### Stated exercise
Reproduce the listing below exactly. Pictures do not belong in the copy.

[Collected data entries]
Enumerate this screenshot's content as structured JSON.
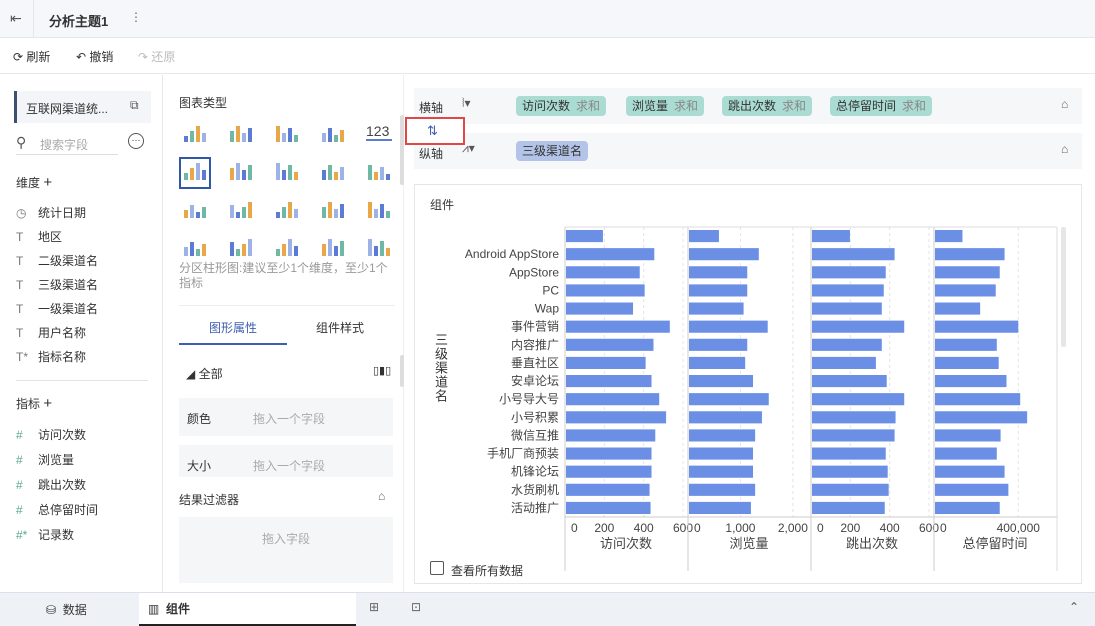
{
  "topbar": {
    "title": "分析主题1",
    "more": "⋮"
  },
  "toolbar": {
    "refresh": "刷新",
    "undo": "撤销",
    "redo": "还原"
  },
  "left": {
    "dataset": "互联网渠道统...",
    "search_placeholder": "搜索字段",
    "dimensions_label": "维度",
    "dimensions": [
      {
        "icon": "clock",
        "label": "统计日期"
      },
      {
        "icon": "T",
        "label": "地区"
      },
      {
        "icon": "T",
        "label": "二级渠道名"
      },
      {
        "icon": "T",
        "label": "三级渠道名"
      },
      {
        "icon": "T",
        "label": "一级渠道名"
      },
      {
        "icon": "T",
        "label": "用户名称"
      },
      {
        "icon": "T*",
        "label": "指标名称"
      }
    ],
    "measures_label": "指标",
    "measures": [
      {
        "icon": "#",
        "label": "访问次数"
      },
      {
        "icon": "#",
        "label": "浏览量"
      },
      {
        "icon": "#",
        "label": "跳出次数"
      },
      {
        "icon": "#",
        "label": "总停留时间"
      },
      {
        "icon": "#*",
        "label": "记录数"
      }
    ]
  },
  "mid": {
    "chart_type_label": "图表类型",
    "hint": "分区柱形图:建议至少1个维度，至少1个指标",
    "tabs": [
      "图形属性",
      "组件样式"
    ],
    "all_label": "全部",
    "color_label": "颜色",
    "color_placeholder": "拖入一个字段",
    "size_label": "大小",
    "size_placeholder": "拖入一个字段",
    "filter_label": "结果过滤器",
    "filter_placeholder": "拖入字段"
  },
  "axes": {
    "x_label": "横轴",
    "y_label": "纵轴",
    "x_pills": [
      {
        "name": "访问次数",
        "agg": "求和"
      },
      {
        "name": "浏览量",
        "agg": "求和"
      },
      {
        "name": "跳出次数",
        "agg": "求和"
      },
      {
        "name": "总停留时间",
        "agg": "求和"
      }
    ],
    "y_pills": [
      {
        "name": "三级渠道名"
      }
    ]
  },
  "component": {
    "title": "组件",
    "show_all": "查看所有数据"
  },
  "bottom": {
    "tabs": [
      "数据",
      "组件"
    ]
  },
  "colors": {
    "bar": "#6c8fe6",
    "accent": "#3d5fb0",
    "pill_x": "#aadcd3",
    "pill_y": "#b3c4e8",
    "highlight": "#e04848"
  },
  "chart_data": {
    "type": "bar",
    "orientation": "horizontal",
    "ylabel": "三级渠道名",
    "categories": [
      "",
      "Android AppStore",
      "AppStore",
      "PC",
      "Wap",
      "事件营销",
      "内容推广",
      "垂直社区",
      "安卓论坛",
      "小号导大号",
      "小号积累",
      "微信互推",
      "手机厂商预装",
      "机锋论坛",
      "水货刷机",
      "活动推广"
    ],
    "panels": [
      {
        "name": "访问次数",
        "ticks": [
          "0",
          "200",
          "400",
          "600"
        ],
        "tick_values": [
          0,
          200,
          400,
          600
        ],
        "xlim": [
          0,
          600
        ],
        "values": [
          193,
          454,
          380,
          405,
          346,
          533,
          450,
          410,
          440,
          479,
          514,
          459,
          440,
          440,
          430,
          435
        ]
      },
      {
        "name": "浏览量",
        "ticks": [
          "0",
          "1,000",
          "2,000"
        ],
        "tick_values": [
          0,
          1000,
          2000
        ],
        "xlim": [
          0,
          2250
        ],
        "values": [
          590,
          1350,
          1130,
          1130,
          1060,
          1520,
          1130,
          1090,
          1240,
          1540,
          1410,
          1280,
          1240,
          1240,
          1280,
          1200
        ]
      },
      {
        "name": "跳出次数",
        "ticks": [
          "0",
          "200",
          "400",
          "600"
        ],
        "tick_values": [
          0,
          200,
          400,
          600
        ],
        "xlim": [
          0,
          600
        ],
        "values": [
          198,
          425,
          380,
          370,
          360,
          474,
          360,
          330,
          385,
          474,
          430,
          425,
          380,
          390,
          395,
          375
        ]
      },
      {
        "name": "总停留时间",
        "ticks": [
          "0",
          "400,000"
        ],
        "tick_values": [
          0,
          400000
        ],
        "xlim": [
          0,
          560000
        ],
        "values": [
          135000,
          335000,
          312000,
          293000,
          219000,
          400000,
          298000,
          307000,
          344000,
          409000,
          442000,
          316000,
          298000,
          335000,
          353000,
          312000
        ]
      }
    ]
  }
}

### The result
Enumerate this screenshot's content as structured JSON.
{
  "topbar": {
    "title": "分析主题1",
    "more": "⋮"
  },
  "toolbar": {
    "refresh": "刷新",
    "undo": "撤销",
    "redo": "还原"
  },
  "left": {
    "dataset": "互联网渠道统...",
    "search_placeholder": "搜索字段",
    "dimensions_label": "维度",
    "dimensions": [
      {
        "icon": "clock",
        "label": "统计日期"
      },
      {
        "icon": "T",
        "label": "地区"
      },
      {
        "icon": "T",
        "label": "二级渠道名"
      },
      {
        "icon": "T",
        "label": "三级渠道名"
      },
      {
        "icon": "T",
        "label": "一级渠道名"
      },
      {
        "icon": "T",
        "label": "用户名称"
      },
      {
        "icon": "T*",
        "label": "指标名称"
      }
    ],
    "measures_label": "指标",
    "measures": [
      {
        "icon": "#",
        "label": "访问次数"
      },
      {
        "icon": "#",
        "label": "浏览量"
      },
      {
        "icon": "#",
        "label": "跳出次数"
      },
      {
        "icon": "#",
        "label": "总停留时间"
      },
      {
        "icon": "#*",
        "label": "记录数"
      }
    ]
  },
  "mid": {
    "chart_type_label": "图表类型",
    "hint": "分区柱形图:建议至少1个维度，至少1个指标",
    "tabs": [
      "图形属性",
      "组件样式"
    ],
    "all_label": "全部",
    "color_label": "颜色",
    "color_placeholder": "拖入一个字段",
    "size_label": "大小",
    "size_placeholder": "拖入一个字段",
    "filter_label": "结果过滤器",
    "filter_placeholder": "拖入字段"
  },
  "axes": {
    "x_label": "横轴",
    "y_label": "纵轴",
    "x_pills": [
      {
        "name": "访问次数",
        "agg": "求和"
      },
      {
        "name": "浏览量",
        "agg": "求和"
      },
      {
        "name": "跳出次数",
        "agg": "求和"
      },
      {
        "name": "总停留时间",
        "agg": "求和"
      }
    ],
    "y_pills": [
      {
        "name": "三级渠道名"
      }
    ]
  },
  "component": {
    "title": "组件",
    "show_all": "查看所有数据"
  },
  "bottom": {
    "tabs": [
      "数据",
      "组件"
    ]
  },
  "colors": {
    "bar": "#6c8fe6",
    "accent": "#3d5fb0",
    "pill_x": "#aadcd3",
    "pill_y": "#b3c4e8",
    "highlight": "#e04848"
  },
  "chart_data": {
    "type": "bar",
    "orientation": "horizontal",
    "ylabel": "三级渠道名",
    "categories": [
      "",
      "Android AppStore",
      "AppStore",
      "PC",
      "Wap",
      "事件营销",
      "内容推广",
      "垂直社区",
      "安卓论坛",
      "小号导大号",
      "小号积累",
      "微信互推",
      "手机厂商预装",
      "机锋论坛",
      "水货刷机",
      "活动推广"
    ],
    "panels": [
      {
        "name": "访问次数",
        "ticks": [
          "0",
          "200",
          "400",
          "600"
        ],
        "tick_values": [
          0,
          200,
          400,
          600
        ],
        "xlim": [
          0,
          600
        ],
        "values": [
          193,
          454,
          380,
          405,
          346,
          533,
          450,
          410,
          440,
          479,
          514,
          459,
          440,
          440,
          430,
          435
        ]
      },
      {
        "name": "浏览量",
        "ticks": [
          "0",
          "1,000",
          "2,000"
        ],
        "tick_values": [
          0,
          1000,
          2000
        ],
        "xlim": [
          0,
          2250
        ],
        "values": [
          590,
          1350,
          1130,
          1130,
          1060,
          1520,
          1130,
          1090,
          1240,
          1540,
          1410,
          1280,
          1240,
          1240,
          1280,
          1200
        ]
      },
      {
        "name": "跳出次数",
        "ticks": [
          "0",
          "200",
          "400",
          "600"
        ],
        "tick_values": [
          0,
          200,
          400,
          600
        ],
        "xlim": [
          0,
          600
        ],
        "values": [
          198,
          425,
          380,
          370,
          360,
          474,
          360,
          330,
          385,
          474,
          430,
          425,
          380,
          390,
          395,
          375
        ]
      },
      {
        "name": "总停留时间",
        "ticks": [
          "0",
          "400,000"
        ],
        "tick_values": [
          0,
          400000
        ],
        "xlim": [
          0,
          560000
        ],
        "values": [
          135000,
          335000,
          312000,
          293000,
          219000,
          400000,
          298000,
          307000,
          344000,
          409000,
          442000,
          316000,
          298000,
          335000,
          353000,
          312000
        ]
      }
    ]
  }
}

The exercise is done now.